BRIEF:
Take the data that follows and retype it word for word.

ENTRIES:
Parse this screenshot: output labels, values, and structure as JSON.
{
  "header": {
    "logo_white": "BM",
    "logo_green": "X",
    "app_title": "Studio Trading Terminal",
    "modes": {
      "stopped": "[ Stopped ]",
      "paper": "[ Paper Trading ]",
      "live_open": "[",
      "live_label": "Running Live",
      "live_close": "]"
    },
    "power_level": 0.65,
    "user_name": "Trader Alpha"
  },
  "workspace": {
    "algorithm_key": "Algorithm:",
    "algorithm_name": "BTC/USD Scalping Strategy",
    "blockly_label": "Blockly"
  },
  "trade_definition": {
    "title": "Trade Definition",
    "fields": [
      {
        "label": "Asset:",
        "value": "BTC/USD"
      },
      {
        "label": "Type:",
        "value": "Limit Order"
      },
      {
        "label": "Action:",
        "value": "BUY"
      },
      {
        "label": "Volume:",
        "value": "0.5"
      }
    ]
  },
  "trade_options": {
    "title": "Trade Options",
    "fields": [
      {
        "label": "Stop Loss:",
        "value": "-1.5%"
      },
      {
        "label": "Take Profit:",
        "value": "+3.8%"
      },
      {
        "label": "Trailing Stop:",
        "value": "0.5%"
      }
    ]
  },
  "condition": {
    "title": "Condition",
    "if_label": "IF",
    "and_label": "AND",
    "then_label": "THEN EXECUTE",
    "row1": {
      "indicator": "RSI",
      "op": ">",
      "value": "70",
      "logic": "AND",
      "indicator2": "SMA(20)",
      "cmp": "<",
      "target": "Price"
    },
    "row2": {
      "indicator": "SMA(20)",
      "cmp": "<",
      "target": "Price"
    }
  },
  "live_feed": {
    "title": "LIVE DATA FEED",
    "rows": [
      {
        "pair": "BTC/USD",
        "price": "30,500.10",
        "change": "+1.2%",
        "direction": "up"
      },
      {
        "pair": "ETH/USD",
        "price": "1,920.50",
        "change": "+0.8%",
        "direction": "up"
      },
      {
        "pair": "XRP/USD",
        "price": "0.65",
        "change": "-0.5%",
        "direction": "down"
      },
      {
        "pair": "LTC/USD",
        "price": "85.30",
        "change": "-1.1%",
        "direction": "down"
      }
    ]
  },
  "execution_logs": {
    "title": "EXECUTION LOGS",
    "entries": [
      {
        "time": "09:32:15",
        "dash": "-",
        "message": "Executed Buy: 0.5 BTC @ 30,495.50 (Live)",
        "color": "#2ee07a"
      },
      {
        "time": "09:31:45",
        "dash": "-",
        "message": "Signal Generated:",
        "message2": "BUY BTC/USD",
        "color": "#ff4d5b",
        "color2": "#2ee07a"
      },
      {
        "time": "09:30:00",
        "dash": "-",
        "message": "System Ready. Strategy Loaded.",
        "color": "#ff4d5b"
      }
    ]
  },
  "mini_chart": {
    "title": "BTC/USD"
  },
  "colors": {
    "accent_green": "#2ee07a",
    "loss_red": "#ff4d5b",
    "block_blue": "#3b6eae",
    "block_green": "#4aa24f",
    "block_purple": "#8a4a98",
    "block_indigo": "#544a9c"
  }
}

EXERCISE RESPONSE:
Parse this screenshot: output labels, values, and structure as JSON.
{
  "header": {
    "logo_white": "BM",
    "logo_green": "X",
    "app_title": "Studio Trading Terminal",
    "modes": {
      "stopped": "[ Stopped ]",
      "paper": "[ Paper Trading ]",
      "live_open": "[",
      "live_label": "Running Live",
      "live_close": "]"
    },
    "power_level": 0.65,
    "user_name": "Trader Alpha"
  },
  "workspace": {
    "algorithm_key": "Algorithm:",
    "algorithm_name": "BTC/USD Scalping Strategy",
    "blockly_label": "Blockly"
  },
  "trade_definition": {
    "title": "Trade Definition",
    "fields": [
      {
        "label": "Asset:",
        "value": "BTC/USD"
      },
      {
        "label": "Type:",
        "value": "Limit Order"
      },
      {
        "label": "Action:",
        "value": "BUY"
      },
      {
        "label": "Volume:",
        "value": "0.5"
      }
    ]
  },
  "trade_options": {
    "title": "Trade Options",
    "fields": [
      {
        "label": "Stop Loss:",
        "value": "-1.5%"
      },
      {
        "label": "Take Profit:",
        "value": "+3.8%"
      },
      {
        "label": "Trailing Stop:",
        "value": "0.5%"
      }
    ]
  },
  "condition": {
    "title": "Condition",
    "if_label": "IF",
    "and_label": "AND",
    "then_label": "THEN EXECUTE",
    "row1": {
      "indicator": "RSI",
      "op": ">",
      "value": "70",
      "logic": "AND",
      "indicator2": "SMA(20)",
      "cmp": "<",
      "target": "Price"
    },
    "row2": {
      "indicator": "SMA(20)",
      "cmp": "<",
      "target": "Price"
    }
  },
  "live_feed": {
    "title": "LIVE DATA FEED",
    "rows": [
      {
        "pair": "BTC/USD",
        "price": "30,500.10",
        "change": "+1.2%",
        "direction": "up"
      },
      {
        "pair": "ETH/USD",
        "price": "1,920.50",
        "change": "+0.8%",
        "direction": "up"
      },
      {
        "pair": "XRP/USD",
        "price": "0.65",
        "change": "-0.5%",
        "direction": "down"
      },
      {
        "pair": "LTC/USD",
        "price": "85.30",
        "change": "-1.1%",
        "direction": "down"
      }
    ]
  },
  "execution_logs": {
    "title": "EXECUTION LOGS",
    "entries": [
      {
        "time": "09:32:15",
        "dash": "-",
        "message": "Executed Buy: 0.5 BTC @ 30,495.50 (Live)",
        "color": "#2ee07a"
      },
      {
        "time": "09:31:45",
        "dash": "-",
        "message": "Signal Generated:",
        "message2": "BUY BTC/USD",
        "color": "#ff4d5b",
        "color2": "#2ee07a"
      },
      {
        "time": "09:30:00",
        "dash": "-",
        "message": "System Ready. Strategy Loaded.",
        "color": "#ff4d5b"
      }
    ]
  },
  "mini_chart": {
    "title": "BTC/USD"
  },
  "colors": {
    "accent_green": "#2ee07a",
    "loss_red": "#ff4d5b",
    "block_blue": "#3b6eae",
    "block_green": "#4aa24f",
    "block_purple": "#8a4a98",
    "block_indigo": "#544a9c"
  }
}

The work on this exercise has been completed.